[Extracted data entries]
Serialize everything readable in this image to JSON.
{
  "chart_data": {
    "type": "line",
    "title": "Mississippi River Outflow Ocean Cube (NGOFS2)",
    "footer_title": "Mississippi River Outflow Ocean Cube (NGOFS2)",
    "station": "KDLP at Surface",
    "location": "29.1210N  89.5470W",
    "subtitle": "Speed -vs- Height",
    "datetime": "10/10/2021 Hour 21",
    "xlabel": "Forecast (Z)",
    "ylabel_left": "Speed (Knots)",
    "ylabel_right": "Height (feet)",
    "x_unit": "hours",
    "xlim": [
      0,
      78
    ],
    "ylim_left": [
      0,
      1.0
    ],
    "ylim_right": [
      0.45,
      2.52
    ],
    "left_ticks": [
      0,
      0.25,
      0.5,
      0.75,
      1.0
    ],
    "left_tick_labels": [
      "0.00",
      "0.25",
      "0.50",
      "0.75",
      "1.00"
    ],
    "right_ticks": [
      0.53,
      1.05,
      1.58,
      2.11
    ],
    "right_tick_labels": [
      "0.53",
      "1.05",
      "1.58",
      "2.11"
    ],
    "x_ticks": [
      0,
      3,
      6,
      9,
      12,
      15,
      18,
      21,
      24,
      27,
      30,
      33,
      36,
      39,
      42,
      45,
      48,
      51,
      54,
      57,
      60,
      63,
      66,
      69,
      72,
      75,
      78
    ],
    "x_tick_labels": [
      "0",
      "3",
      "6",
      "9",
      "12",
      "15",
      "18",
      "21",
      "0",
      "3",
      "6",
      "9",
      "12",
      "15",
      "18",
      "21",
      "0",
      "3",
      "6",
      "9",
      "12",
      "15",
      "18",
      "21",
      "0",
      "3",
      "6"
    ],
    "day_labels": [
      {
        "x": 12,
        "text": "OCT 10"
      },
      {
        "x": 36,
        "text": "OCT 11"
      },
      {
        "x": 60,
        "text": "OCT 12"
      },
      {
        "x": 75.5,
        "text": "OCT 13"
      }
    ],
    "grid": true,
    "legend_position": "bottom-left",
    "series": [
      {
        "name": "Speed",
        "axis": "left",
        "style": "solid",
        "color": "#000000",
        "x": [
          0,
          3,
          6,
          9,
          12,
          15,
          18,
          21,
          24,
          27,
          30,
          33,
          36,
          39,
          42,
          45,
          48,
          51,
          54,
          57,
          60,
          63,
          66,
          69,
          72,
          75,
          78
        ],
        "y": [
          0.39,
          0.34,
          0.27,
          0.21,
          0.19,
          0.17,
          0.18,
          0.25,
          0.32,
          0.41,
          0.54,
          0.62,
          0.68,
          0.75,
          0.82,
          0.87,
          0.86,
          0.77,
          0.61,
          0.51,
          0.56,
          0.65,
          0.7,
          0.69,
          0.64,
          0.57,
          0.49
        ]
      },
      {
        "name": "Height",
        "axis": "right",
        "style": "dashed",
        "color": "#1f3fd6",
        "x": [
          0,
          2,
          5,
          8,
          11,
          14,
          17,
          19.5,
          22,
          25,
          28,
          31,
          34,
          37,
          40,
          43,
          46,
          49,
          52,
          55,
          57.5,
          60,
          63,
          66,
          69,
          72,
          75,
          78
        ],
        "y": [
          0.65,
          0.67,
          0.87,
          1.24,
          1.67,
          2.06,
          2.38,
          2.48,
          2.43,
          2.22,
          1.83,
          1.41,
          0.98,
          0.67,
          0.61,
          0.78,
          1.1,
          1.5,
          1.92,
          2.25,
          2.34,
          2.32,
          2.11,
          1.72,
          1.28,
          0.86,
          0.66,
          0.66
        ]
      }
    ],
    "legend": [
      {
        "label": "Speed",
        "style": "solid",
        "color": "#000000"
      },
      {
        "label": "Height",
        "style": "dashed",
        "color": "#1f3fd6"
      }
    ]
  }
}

YOUR INSTRUCTIONS:
Extract each entry in full, exactly as given.

SOLUTION TO THE PROBLEM:
Serialize everything readable in this image to JSON.
{
  "chart_data": {
    "type": "line",
    "title": "Mississippi River Outflow Ocean Cube (NGOFS2)",
    "footer_title": "Mississippi River Outflow Ocean Cube (NGOFS2)",
    "station": "KDLP at Surface",
    "location": "29.1210N  89.5470W",
    "subtitle": "Speed -vs- Height",
    "datetime": "10/10/2021 Hour 21",
    "xlabel": "Forecast (Z)",
    "ylabel_left": "Speed (Knots)",
    "ylabel_right": "Height (feet)",
    "x_unit": "hours",
    "xlim": [
      0,
      78
    ],
    "ylim_left": [
      0,
      1.0
    ],
    "ylim_right": [
      0.45,
      2.52
    ],
    "left_ticks": [
      0,
      0.25,
      0.5,
      0.75,
      1.0
    ],
    "left_tick_labels": [
      "0.00",
      "0.25",
      "0.50",
      "0.75",
      "1.00"
    ],
    "right_ticks": [
      0.53,
      1.05,
      1.58,
      2.11
    ],
    "right_tick_labels": [
      "0.53",
      "1.05",
      "1.58",
      "2.11"
    ],
    "x_ticks": [
      0,
      3,
      6,
      9,
      12,
      15,
      18,
      21,
      24,
      27,
      30,
      33,
      36,
      39,
      42,
      45,
      48,
      51,
      54,
      57,
      60,
      63,
      66,
      69,
      72,
      75,
      78
    ],
    "x_tick_labels": [
      "0",
      "3",
      "6",
      "9",
      "12",
      "15",
      "18",
      "21",
      "0",
      "3",
      "6",
      "9",
      "12",
      "15",
      "18",
      "21",
      "0",
      "3",
      "6",
      "9",
      "12",
      "15",
      "18",
      "21",
      "0",
      "3",
      "6"
    ],
    "day_labels": [
      {
        "x": 12,
        "text": "OCT 10"
      },
      {
        "x": 36,
        "text": "OCT 11"
      },
      {
        "x": 60,
        "text": "OCT 12"
      },
      {
        "x": 75.5,
        "text": "OCT 13"
      }
    ],
    "grid": true,
    "legend_position": "bottom-left",
    "series": [
      {
        "name": "Speed",
        "axis": "left",
        "style": "solid",
        "color": "#000000",
        "x": [
          0,
          3,
          6,
          9,
          12,
          15,
          18,
          21,
          24,
          27,
          30,
          33,
          36,
          39,
          42,
          45,
          48,
          51,
          54,
          57,
          60,
          63,
          66,
          69,
          72,
          75,
          78
        ],
        "y": [
          0.39,
          0.34,
          0.27,
          0.21,
          0.19,
          0.17,
          0.18,
          0.25,
          0.32,
          0.41,
          0.54,
          0.62,
          0.68,
          0.75,
          0.82,
          0.87,
          0.86,
          0.77,
          0.61,
          0.51,
          0.56,
          0.65,
          0.7,
          0.69,
          0.64,
          0.57,
          0.49
        ]
      },
      {
        "name": "Height",
        "axis": "right",
        "style": "dashed",
        "color": "#1f3fd6",
        "x": [
          0,
          2,
          5,
          8,
          11,
          14,
          17,
          19.5,
          22,
          25,
          28,
          31,
          34,
          37,
          40,
          43,
          46,
          49,
          52,
          55,
          57.5,
          60,
          63,
          66,
          69,
          72,
          75,
          78
        ],
        "y": [
          0.65,
          0.67,
          0.87,
          1.24,
          1.67,
          2.06,
          2.38,
          2.48,
          2.43,
          2.22,
          1.83,
          1.41,
          0.98,
          0.67,
          0.61,
          0.78,
          1.1,
          1.5,
          1.92,
          2.25,
          2.34,
          2.32,
          2.11,
          1.72,
          1.28,
          0.86,
          0.66,
          0.66
        ]
      }
    ],
    "legend": [
      {
        "label": "Speed",
        "style": "solid",
        "color": "#000000"
      },
      {
        "label": "Height",
        "style": "dashed",
        "color": "#1f3fd6"
      }
    ]
  }
}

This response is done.